Alıntı Metin.
Türk Hukuk siteminde alacağın devri sözleşmesel niteliği haizdir[33]. Bununla bir alacağını devir eden ile alacağı devralan arasında bir sözleşme kurulur ki, bu sözleşmeyle, devreden, borçludan olan alacağını 3. kişiye (devralan) intikal ettirmiş olur. Böylece 3. Kişi, borçlu karşısında alacaklı sıfatını kazanır.
 
Hukuksal bir işlem olan bu sözleşmede alacaklının bir tasarruf işlemi söz konusudur[34] ve borçlunun muvafakati aranmaz[35]. Doğal olarak alacaklının hem hukuksal işlem ehliyetine hem de tasarruf yetkisine sahip olması gerekir[36]. Alacağın devri sözleşmesinin yazılı olarak yapılması geçerlik şartıdır (BK md. 184/1).
 
Mevcut olmayan bir alacağın devri, konusu bulunmaması sebebiyle geçersiz olup, devreden BK md. 191 gereği ‘garanti yükümlülüğü’ çerçevesinde sorumlu tutulabilecektir.
 
‘Alacağın devri vaadi’ sözleşmesi yapılması da mümkündür. Bu bir tasarruf işlemi olmadığı için[37], tasarruf yetkisine gerek yoktur. Alacağın devri vaadinde bulunma BK md. 29 anlamında ön sözleşme olmadığı gibi[38], alacağın devri hükümlerine değil, borç doğuran sözleşme hükümlerine tabidir[39]. Alacağın devri vaadi, herhangi bir şekle bağlı olmayan (BK md. 184/2),  alacağın devredilmesi borcu yükleyen bir sözleşmedir, bu nedenle direkt olarak alacak devralana geçmez. Tasarruf işlemi olmadığı için henüz mevcut olmayan bir alacağın devrinin vaad edilmesi mümkündür. Eğer vaad edilen alacak doğmazsa, vaad eden BK md. 112 kapsamda sorumlu tutulabilecektir[40].

Öğe Listesi.

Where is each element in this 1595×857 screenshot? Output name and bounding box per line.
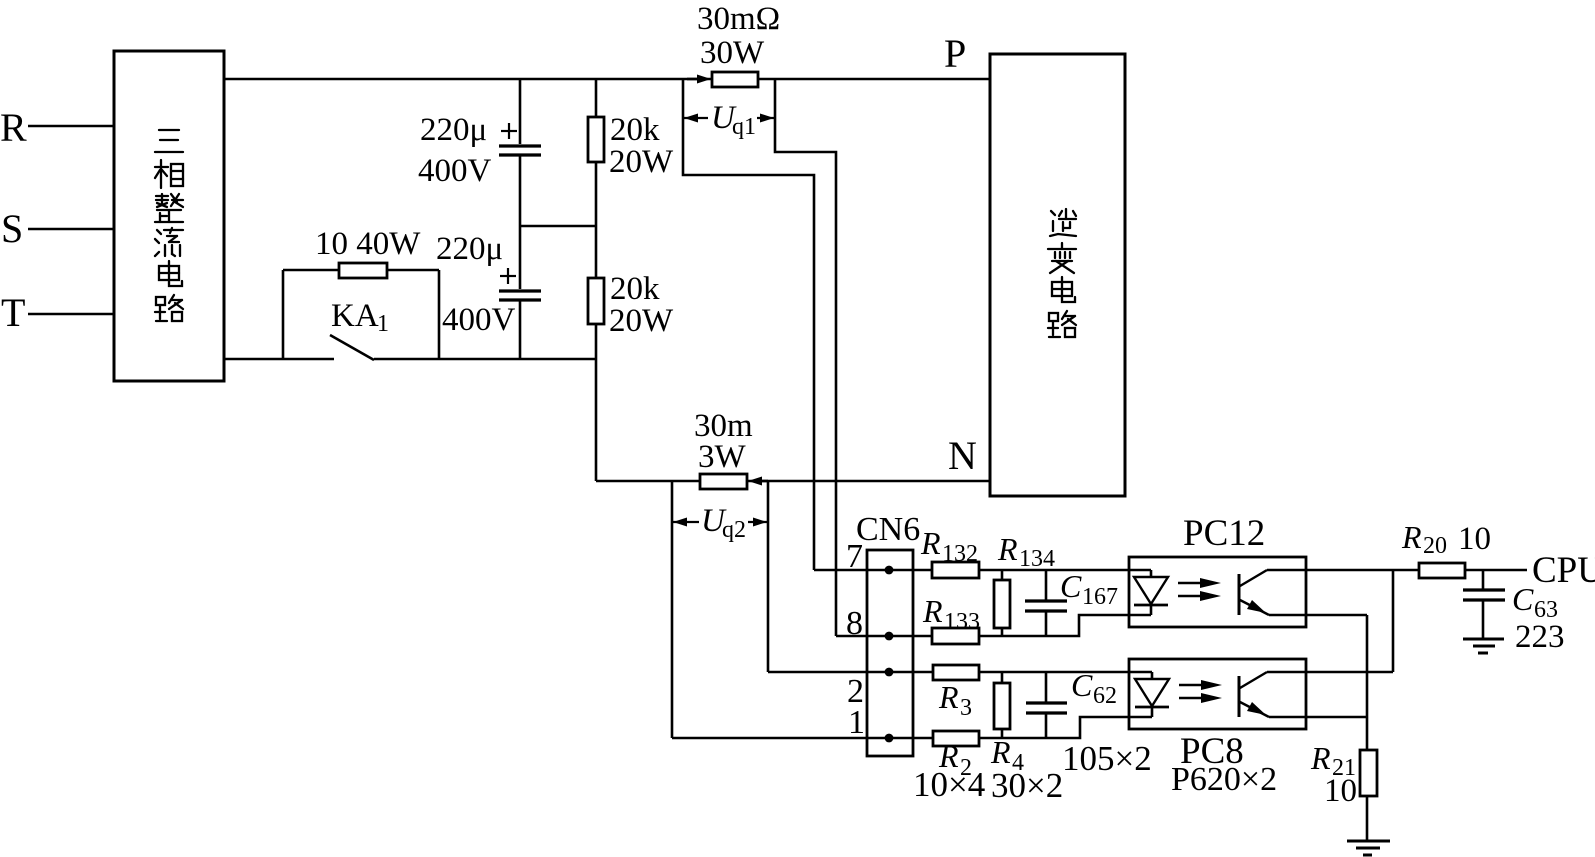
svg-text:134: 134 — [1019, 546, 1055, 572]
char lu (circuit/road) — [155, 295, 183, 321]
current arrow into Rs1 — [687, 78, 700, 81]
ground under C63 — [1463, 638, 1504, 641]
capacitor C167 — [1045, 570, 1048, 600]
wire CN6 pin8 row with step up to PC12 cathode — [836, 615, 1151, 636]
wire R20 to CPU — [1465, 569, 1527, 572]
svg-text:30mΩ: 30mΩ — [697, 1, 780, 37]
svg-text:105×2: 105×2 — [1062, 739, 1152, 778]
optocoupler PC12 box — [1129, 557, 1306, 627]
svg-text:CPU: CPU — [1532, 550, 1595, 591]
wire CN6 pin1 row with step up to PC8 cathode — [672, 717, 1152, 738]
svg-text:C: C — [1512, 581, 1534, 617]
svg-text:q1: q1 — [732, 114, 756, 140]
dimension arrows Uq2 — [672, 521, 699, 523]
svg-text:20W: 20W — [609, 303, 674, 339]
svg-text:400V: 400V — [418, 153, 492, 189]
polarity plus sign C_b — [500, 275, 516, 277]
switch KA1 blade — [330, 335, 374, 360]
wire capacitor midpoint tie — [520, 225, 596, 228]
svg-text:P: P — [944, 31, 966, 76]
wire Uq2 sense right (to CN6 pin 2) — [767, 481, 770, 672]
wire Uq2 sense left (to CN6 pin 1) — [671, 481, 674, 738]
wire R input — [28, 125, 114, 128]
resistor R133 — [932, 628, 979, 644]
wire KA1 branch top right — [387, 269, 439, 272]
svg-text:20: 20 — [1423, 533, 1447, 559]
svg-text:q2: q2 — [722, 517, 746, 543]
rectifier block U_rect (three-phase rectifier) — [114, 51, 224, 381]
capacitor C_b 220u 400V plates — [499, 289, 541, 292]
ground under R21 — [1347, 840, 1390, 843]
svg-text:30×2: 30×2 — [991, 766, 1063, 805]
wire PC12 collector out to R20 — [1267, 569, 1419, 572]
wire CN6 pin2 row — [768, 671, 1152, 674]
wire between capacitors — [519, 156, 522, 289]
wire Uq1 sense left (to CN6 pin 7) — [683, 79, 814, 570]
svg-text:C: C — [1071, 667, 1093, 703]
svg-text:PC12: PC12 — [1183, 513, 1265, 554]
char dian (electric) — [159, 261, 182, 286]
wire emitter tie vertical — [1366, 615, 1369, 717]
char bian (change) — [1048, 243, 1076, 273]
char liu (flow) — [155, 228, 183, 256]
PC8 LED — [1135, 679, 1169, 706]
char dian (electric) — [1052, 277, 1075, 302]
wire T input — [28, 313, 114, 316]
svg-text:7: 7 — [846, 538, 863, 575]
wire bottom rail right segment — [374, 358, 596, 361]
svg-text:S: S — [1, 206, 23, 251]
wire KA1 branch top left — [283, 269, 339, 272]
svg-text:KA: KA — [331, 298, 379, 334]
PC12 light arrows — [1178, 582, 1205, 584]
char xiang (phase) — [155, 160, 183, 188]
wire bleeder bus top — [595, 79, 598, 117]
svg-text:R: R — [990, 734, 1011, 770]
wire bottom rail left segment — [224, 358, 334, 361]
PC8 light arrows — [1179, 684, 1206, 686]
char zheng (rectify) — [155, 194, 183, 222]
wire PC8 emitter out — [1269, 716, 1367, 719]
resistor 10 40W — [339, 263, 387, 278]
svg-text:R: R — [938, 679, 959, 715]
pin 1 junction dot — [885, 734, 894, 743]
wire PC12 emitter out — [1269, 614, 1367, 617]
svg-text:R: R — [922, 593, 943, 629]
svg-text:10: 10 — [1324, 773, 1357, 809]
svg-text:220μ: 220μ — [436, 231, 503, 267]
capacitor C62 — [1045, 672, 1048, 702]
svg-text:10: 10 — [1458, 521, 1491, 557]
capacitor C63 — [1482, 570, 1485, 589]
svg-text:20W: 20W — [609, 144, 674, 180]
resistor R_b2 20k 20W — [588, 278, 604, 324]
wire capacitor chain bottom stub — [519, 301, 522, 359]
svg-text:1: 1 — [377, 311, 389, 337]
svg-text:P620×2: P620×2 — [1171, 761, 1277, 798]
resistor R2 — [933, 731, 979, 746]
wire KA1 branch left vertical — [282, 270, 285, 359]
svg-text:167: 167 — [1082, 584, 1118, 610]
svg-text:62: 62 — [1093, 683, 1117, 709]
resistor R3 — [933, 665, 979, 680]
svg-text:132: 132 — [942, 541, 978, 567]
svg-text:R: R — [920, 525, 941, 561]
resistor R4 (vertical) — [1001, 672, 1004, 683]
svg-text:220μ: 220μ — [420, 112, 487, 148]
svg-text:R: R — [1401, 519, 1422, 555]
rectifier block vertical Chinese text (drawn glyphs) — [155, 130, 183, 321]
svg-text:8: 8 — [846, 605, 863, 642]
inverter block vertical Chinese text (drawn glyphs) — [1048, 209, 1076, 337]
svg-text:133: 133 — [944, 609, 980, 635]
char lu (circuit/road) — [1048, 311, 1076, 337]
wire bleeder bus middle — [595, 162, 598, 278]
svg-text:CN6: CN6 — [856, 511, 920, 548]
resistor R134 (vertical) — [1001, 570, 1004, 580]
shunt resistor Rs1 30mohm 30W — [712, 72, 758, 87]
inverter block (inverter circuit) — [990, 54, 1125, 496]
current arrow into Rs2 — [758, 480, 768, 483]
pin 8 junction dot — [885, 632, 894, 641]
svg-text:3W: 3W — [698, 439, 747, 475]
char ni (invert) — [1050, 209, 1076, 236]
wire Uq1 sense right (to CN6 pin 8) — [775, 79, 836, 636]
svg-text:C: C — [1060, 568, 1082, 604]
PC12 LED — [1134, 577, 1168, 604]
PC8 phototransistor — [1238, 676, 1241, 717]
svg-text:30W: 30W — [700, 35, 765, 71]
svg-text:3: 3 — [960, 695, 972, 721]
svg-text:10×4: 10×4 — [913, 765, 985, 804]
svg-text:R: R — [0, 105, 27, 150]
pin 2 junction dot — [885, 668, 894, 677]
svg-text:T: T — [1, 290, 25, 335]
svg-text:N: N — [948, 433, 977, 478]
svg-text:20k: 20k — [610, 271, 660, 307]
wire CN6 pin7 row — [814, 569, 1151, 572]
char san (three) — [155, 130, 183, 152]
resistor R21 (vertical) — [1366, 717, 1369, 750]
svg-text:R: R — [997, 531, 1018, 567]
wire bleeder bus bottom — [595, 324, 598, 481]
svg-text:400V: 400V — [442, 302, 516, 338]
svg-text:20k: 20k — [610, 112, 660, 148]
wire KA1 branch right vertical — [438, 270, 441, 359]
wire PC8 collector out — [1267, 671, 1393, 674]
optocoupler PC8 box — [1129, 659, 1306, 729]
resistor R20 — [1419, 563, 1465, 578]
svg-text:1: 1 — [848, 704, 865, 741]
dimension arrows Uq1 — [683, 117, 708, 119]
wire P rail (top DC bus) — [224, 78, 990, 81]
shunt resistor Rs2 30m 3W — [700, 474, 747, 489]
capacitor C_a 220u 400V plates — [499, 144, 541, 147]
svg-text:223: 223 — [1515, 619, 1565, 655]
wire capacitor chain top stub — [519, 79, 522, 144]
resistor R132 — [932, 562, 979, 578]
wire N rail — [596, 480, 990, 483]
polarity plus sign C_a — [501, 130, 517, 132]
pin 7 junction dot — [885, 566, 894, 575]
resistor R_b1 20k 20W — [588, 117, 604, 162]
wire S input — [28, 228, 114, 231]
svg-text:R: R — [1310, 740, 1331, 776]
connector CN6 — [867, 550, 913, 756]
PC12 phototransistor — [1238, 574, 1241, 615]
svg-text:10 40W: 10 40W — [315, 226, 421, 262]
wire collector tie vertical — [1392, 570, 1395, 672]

Görevler.
**a)** Alacağın devriyle ilgili metinde "Hukuksal bir işlem" ile "çerçevesinde sorumlu tutulabilecektir." arasındaki bölümü, bu ifadeler de dahil olmak üzere, kelimesi kelimesine aktarın.
**b)** Alacağın devriyle ilgili metne göre, alacağın devri sözleşmesinin yazılı olarak yapılması ne tür bir şarttır?
**c)** Aşağıdaki ifadeler alacağın devriyle ilgili metinle uyuşuyor mu? Her biri için evet ya da hayır yazın ve metindeki belirleyici sözleri aynen alıntılayın.
(i) Alacağın devri sözleşmesinde borçlunun muvafakati aranır.
(ii) Alacağın devri vaadi herhangi bir şekle bağlı değildir.
(iii) Mevcut olmayan bir alacağın devri geçerlidir.

Alıştırma Cevapları.
**a)**
Hukuksal bir işlem olan bu sözleşmede alacaklının bir tasarruf işlemi söz konusudur[34] ve borçlunun muvafakati aranmaz[35]. Doğal olarak alacaklının hem hukuksal işlem ehliyetine hem de tasarruf yetkisine sahip olması gerekir[36]. Alacağın devri sözleşmesinin yazılı olarak yapılması geçerlik şartıdır (BK md. 184/1).
 
Mevcut olmayan bir alacağın devri, konusu bulunmaması sebebiyle geçersiz olup, devreden BK md. 191 gereği ‘garanti yükümlülüğü’ çerçevesinde sorumlu tutulabilecektir.

**b)** Geçerlik şartıdır (BK md. 184/1).

**c)**
(i) Hayır: "borçlunun muvafakati aranmaz"
(ii) Evet: "herhangi bir şekle bağlı olmayan"
(iii) Hayır: "konusu bulunmaması sebebiyle geçersiz"